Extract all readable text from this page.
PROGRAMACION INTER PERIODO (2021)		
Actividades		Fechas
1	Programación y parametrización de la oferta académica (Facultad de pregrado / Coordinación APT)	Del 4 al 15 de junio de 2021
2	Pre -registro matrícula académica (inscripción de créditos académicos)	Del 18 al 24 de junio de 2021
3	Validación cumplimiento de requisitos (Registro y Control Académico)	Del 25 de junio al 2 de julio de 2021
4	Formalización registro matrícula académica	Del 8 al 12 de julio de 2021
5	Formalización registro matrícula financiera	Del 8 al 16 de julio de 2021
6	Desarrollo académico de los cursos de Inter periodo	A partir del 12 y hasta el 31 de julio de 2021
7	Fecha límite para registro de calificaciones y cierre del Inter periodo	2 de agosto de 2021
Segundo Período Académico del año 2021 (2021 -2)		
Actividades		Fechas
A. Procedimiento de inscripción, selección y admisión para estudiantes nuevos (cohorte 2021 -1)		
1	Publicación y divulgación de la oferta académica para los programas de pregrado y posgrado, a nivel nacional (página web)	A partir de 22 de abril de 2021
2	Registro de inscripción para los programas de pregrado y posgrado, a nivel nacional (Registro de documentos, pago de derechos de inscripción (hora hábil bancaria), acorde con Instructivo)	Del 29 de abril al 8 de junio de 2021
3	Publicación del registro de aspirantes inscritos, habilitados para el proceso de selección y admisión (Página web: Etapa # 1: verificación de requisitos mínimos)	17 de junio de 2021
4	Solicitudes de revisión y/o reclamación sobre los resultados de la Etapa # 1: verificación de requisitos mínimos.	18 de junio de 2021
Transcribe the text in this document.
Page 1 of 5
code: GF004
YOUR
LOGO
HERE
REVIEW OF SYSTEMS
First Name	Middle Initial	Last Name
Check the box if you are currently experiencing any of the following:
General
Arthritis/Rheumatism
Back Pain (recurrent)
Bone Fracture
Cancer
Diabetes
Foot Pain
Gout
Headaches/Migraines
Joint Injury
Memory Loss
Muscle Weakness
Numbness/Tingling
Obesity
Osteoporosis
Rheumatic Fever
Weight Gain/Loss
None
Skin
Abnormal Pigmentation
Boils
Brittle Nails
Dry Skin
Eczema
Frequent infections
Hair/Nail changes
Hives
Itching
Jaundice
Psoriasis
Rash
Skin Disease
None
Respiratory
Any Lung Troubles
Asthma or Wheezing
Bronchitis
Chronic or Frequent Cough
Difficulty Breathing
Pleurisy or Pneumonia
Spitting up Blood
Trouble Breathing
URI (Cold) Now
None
§
*Aim*
Each line that contains the string "Etapa" counts once; say how many there are and nothing else.

*Written solution*
2